[Begin Excerpted data]

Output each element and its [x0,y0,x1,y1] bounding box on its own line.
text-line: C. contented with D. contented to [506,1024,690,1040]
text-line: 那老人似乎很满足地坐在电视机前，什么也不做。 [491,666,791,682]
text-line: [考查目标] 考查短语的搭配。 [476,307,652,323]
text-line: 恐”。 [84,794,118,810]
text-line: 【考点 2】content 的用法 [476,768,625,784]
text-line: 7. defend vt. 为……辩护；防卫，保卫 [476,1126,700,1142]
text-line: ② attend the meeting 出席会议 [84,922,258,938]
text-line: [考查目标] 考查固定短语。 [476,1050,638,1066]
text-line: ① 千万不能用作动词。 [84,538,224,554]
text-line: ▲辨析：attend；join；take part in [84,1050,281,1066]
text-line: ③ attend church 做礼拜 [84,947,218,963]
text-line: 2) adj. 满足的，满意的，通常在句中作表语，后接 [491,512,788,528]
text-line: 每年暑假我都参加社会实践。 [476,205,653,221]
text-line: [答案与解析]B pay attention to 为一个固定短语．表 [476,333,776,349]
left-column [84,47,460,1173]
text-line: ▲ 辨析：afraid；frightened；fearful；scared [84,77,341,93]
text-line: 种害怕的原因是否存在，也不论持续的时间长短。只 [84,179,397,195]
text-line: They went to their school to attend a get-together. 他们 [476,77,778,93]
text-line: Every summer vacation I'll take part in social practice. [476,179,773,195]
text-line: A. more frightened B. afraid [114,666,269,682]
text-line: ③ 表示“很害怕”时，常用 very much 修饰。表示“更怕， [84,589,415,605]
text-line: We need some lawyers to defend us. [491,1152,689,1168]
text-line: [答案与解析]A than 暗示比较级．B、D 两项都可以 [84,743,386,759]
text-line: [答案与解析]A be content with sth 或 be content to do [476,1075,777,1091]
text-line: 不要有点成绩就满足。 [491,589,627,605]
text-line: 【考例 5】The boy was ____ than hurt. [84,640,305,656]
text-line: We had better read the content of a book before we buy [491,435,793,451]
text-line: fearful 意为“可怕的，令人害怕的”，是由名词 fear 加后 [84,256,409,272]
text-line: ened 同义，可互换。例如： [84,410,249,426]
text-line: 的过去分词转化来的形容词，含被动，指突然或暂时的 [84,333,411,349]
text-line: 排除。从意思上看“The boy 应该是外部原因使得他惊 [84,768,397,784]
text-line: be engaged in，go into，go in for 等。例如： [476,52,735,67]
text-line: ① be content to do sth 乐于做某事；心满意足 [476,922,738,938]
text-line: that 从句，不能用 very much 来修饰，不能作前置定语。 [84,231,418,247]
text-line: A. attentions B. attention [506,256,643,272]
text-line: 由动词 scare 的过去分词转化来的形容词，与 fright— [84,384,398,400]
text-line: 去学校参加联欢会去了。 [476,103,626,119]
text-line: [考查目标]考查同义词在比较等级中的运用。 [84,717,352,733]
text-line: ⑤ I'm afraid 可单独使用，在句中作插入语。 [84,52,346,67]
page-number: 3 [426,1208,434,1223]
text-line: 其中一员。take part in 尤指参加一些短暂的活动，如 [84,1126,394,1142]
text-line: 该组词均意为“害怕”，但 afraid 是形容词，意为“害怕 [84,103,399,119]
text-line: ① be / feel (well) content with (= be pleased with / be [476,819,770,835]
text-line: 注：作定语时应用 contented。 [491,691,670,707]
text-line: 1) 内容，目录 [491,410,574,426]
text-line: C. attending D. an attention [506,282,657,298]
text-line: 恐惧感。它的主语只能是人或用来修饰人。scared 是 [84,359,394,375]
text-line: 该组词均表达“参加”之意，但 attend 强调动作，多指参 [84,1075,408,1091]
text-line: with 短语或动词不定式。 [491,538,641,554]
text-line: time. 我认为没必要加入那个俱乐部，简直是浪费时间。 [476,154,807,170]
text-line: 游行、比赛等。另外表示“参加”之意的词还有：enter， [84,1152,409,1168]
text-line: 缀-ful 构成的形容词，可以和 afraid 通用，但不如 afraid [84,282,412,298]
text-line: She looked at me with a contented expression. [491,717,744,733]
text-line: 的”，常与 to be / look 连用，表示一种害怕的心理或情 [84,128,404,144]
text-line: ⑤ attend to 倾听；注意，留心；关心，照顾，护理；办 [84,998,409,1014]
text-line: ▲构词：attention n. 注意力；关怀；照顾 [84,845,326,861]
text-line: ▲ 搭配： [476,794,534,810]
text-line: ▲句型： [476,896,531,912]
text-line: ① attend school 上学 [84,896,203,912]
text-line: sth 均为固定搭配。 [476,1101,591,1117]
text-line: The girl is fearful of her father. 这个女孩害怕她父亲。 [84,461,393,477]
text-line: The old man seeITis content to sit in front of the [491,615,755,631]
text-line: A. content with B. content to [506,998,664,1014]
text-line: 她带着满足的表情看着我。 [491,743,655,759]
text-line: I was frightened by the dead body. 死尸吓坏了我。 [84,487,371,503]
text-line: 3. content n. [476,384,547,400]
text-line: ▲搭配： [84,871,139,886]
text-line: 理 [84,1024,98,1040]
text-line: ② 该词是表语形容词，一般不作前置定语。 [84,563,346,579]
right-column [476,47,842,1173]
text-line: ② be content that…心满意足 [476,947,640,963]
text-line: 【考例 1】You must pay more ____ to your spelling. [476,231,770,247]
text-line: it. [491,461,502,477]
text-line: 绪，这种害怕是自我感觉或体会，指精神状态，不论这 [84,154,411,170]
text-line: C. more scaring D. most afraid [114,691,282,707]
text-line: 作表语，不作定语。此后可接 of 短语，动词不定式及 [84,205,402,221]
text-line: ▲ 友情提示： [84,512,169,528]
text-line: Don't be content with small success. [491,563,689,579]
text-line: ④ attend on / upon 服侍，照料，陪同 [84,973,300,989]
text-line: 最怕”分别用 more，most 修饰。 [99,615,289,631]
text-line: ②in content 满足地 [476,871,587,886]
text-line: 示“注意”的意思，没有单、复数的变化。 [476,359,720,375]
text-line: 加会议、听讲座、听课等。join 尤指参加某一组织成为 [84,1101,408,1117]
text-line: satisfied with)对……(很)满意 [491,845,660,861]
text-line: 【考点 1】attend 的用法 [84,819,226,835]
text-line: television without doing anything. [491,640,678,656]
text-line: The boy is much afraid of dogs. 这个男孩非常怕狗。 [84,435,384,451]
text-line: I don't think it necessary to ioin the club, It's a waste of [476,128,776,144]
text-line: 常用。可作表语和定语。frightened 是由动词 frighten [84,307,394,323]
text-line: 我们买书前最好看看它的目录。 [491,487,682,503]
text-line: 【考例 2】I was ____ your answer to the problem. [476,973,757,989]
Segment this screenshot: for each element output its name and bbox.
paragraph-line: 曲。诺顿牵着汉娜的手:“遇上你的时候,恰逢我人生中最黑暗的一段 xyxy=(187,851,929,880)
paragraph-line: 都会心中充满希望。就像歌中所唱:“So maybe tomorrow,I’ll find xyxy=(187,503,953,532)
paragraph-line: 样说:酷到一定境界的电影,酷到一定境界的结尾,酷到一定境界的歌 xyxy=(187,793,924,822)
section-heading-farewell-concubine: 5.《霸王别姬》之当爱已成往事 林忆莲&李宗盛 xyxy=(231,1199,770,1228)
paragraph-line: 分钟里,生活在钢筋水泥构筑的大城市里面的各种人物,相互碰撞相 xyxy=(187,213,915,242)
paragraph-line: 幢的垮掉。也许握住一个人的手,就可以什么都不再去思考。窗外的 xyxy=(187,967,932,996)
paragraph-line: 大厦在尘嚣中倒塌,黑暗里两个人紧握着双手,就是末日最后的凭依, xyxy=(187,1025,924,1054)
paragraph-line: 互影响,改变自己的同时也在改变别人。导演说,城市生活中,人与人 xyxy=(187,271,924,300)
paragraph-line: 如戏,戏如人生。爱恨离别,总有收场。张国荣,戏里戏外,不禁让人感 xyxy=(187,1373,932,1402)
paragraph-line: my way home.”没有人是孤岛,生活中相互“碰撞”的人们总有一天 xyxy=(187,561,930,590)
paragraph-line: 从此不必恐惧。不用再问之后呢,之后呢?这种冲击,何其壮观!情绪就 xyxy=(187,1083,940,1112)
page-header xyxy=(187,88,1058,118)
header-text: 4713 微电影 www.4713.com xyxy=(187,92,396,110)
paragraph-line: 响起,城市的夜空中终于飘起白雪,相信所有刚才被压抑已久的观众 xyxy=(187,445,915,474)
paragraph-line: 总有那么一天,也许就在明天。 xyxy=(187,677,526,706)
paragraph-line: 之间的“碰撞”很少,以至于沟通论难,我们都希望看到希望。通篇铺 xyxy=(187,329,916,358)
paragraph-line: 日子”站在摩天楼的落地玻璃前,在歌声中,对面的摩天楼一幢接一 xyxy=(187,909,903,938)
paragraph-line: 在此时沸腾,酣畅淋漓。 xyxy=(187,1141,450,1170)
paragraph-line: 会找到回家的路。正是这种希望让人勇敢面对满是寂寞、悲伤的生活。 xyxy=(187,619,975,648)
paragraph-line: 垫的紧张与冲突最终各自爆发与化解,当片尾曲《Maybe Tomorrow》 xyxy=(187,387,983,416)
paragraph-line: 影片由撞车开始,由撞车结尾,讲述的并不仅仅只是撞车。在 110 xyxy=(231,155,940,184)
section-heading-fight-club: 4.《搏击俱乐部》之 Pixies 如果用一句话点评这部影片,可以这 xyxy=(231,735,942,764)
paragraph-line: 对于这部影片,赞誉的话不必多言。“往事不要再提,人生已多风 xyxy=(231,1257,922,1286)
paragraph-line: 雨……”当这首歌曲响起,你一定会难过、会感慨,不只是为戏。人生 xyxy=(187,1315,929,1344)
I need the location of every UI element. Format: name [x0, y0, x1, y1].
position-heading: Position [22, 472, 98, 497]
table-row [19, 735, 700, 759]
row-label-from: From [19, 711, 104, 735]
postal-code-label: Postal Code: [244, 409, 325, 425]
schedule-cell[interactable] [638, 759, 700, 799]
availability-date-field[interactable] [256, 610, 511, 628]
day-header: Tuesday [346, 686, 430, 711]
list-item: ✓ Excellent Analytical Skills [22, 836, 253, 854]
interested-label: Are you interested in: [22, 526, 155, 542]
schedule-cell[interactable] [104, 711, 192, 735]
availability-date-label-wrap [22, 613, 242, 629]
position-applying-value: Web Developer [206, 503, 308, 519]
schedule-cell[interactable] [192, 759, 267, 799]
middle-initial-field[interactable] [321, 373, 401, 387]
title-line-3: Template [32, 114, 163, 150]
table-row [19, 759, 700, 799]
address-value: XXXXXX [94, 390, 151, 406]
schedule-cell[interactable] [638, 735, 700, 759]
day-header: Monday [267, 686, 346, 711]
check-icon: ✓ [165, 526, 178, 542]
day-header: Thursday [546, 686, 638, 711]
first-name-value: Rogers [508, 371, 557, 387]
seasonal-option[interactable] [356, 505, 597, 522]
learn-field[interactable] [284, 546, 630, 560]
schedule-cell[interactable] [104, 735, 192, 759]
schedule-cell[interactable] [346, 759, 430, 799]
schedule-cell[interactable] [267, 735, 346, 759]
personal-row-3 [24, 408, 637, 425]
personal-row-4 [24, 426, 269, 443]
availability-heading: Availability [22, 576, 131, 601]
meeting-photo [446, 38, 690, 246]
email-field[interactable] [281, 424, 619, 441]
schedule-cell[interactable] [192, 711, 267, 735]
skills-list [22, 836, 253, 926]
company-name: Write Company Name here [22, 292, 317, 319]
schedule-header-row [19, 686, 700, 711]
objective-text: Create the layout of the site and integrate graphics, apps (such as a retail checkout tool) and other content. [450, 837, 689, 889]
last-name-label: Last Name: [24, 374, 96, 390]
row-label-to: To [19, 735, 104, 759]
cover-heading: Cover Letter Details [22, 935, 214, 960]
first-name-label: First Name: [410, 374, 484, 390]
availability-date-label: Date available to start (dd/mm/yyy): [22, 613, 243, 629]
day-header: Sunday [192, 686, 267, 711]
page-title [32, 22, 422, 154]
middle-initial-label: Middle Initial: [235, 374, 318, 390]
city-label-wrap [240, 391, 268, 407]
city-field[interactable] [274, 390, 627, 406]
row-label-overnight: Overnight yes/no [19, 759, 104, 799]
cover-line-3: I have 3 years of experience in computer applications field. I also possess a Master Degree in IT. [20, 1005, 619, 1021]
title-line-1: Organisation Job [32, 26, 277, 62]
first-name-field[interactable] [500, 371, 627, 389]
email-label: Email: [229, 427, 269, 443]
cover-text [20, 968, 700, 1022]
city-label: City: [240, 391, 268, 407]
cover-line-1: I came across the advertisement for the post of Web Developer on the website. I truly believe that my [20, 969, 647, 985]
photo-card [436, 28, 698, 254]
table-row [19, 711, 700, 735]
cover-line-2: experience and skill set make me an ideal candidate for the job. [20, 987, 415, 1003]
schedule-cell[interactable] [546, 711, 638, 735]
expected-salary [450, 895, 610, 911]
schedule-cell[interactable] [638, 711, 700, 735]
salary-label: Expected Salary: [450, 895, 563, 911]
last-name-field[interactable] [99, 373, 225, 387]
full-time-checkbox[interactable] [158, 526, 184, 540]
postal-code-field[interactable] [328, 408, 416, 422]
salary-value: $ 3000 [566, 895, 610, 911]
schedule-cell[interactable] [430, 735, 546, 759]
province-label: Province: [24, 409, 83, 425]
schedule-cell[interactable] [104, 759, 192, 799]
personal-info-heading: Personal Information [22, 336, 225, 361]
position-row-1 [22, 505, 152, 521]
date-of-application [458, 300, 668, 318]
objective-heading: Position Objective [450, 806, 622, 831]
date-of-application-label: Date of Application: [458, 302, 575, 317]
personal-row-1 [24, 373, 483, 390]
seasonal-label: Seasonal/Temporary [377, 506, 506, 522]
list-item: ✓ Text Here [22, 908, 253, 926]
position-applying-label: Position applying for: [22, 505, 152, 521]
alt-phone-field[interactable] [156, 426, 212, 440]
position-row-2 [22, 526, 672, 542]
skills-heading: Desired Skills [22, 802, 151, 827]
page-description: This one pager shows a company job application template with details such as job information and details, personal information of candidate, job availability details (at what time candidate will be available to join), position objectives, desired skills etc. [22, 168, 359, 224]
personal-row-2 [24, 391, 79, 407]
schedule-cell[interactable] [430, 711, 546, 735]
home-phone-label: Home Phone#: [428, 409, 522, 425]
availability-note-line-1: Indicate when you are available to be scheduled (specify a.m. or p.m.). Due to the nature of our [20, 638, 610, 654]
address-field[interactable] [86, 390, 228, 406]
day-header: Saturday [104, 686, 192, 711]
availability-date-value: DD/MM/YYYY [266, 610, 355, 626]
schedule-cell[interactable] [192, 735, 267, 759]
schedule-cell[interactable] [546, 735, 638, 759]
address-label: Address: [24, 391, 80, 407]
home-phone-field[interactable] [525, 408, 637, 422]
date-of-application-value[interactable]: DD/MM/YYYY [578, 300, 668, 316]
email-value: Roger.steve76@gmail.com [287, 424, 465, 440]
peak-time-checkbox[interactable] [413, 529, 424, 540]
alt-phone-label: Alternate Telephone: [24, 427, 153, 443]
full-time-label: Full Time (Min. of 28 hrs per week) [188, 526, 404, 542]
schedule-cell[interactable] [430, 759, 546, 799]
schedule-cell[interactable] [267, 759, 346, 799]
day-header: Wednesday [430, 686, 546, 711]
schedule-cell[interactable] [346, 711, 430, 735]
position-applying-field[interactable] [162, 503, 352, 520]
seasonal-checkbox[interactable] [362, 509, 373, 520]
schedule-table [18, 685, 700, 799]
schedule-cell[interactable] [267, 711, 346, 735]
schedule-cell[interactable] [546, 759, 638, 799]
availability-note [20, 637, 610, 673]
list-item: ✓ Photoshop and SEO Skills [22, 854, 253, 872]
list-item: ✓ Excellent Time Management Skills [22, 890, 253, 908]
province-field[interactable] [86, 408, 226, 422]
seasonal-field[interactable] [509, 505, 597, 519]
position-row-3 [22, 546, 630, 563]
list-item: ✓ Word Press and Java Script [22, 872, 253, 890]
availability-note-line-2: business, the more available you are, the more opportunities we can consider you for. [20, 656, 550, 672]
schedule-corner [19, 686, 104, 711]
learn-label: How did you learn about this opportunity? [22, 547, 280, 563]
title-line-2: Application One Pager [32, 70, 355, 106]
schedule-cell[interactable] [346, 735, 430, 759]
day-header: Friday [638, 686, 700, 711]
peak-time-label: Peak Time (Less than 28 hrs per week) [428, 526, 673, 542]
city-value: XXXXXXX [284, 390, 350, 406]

[End Excerpted data]

[Direction]: Switch "attend" to "visit" in the items from the first line through the line containing "text-line: ⑤ I'm", inclusive, and rewrite those lines with nothing else altered.

[Solution for this problem]:
Output each element and its [x0,y0,x1,y1] bounding box on its own line.
text-line: C. contented with D. contented to [506,1024,690,1040]
text-line: 那老人似乎很满足地坐在电视机前，什么也不做。 [491,666,791,682]
text-line: [考查目标] 考查短语的搭配。 [476,307,652,323]
text-line: 恐”。 [84,794,118,810]
text-line: 【考点 2】content 的用法 [476,768,625,784]
text-line: 7. defend vt. 为……辩护；防卫，保卫 [476,1126,700,1142]
text-line: ② visit the meeting 出席会议 [84,922,258,938]
text-line: [考查目标] 考查固定短语。 [476,1050,638,1066]
text-line: ① 千万不能用作动词。 [84,538,224,554]
text-line: ▲辨析：visit；join；take part in [84,1050,281,1066]
text-line: ③ visit church 做礼拜 [84,947,218,963]
text-line: 2) adj. 满足的，满意的，通常在句中作表语，后接 [491,512,788,528]
text-line: 每年暑假我都参加社会实践。 [476,205,653,221]
text-line: [答案与解析]B pay attention to 为一个固定短语．表 [476,333,776,349]
left-column [84,47,460,1173]
text-line: ▲ 辨析：afraid；frightened；fearful；scared [84,77,341,93]
text-line: 种害怕的原因是否存在，也不论持续的时间长短。只 [84,179,397,195]
text-line: They went to their school to visit a get-together. 他们 [476,77,778,93]
text-line: Every summer vacation I'll take part in social practice. [476,179,773,195]
text-line: A. more frightened B. afraid [114,666,269,682]
text-line: ③ 表示“很害怕”时，常用 very much 修饰。表示“更怕， [84,589,415,605]
text-line: We need some lawyers to defend us. [491,1152,689,1168]
text-line: [答案与解析]A than 暗示比较级．B、D 两项都可以 [84,743,386,759]
text-line: [答案与解析]A be content with sth 或 be content to do [476,1075,777,1091]
text-line: 不要有点成绩就满足。 [491,589,627,605]
text-line: 【考例 5】The boy was ____ than hurt. [84,640,305,656]
text-line: We had better read the content of a book before we buy [491,435,793,451]
text-line: fearful 意为“可怕的，令人害怕的”，是由名词 fear 加后 [84,256,409,272]
text-line: ened 同义，可互换。例如： [84,410,249,426]
text-line: 的过去分词转化来的形容词，含被动，指突然或暂时的 [84,333,411,349]
text-line: 排除。从意思上看“The boy 应该是外部原因使得他惊 [84,768,397,784]
text-line: be engaged in，go into，go in for 等。例如： [476,52,735,67]
text-line: ① be content to do sth 乐于做某事；心满意足 [476,922,738,938]
text-line: that 从句，不能用 very much 来修饰，不能作前置定语。 [84,231,418,247]
text-line: A. attentions B. attention [506,256,643,272]
text-line: 由动词 scare 的过去分词转化来的形容词，与 fright— [84,384,398,400]
text-line: 去学校参加联欢会去了。 [476,103,626,119]
text-line: [考查目标]考查同义词在比较等级中的运用。 [84,717,352,733]
text-line: ⑤ I'm afraid 可单独使用，在句中作插入语。 [84,52,346,67]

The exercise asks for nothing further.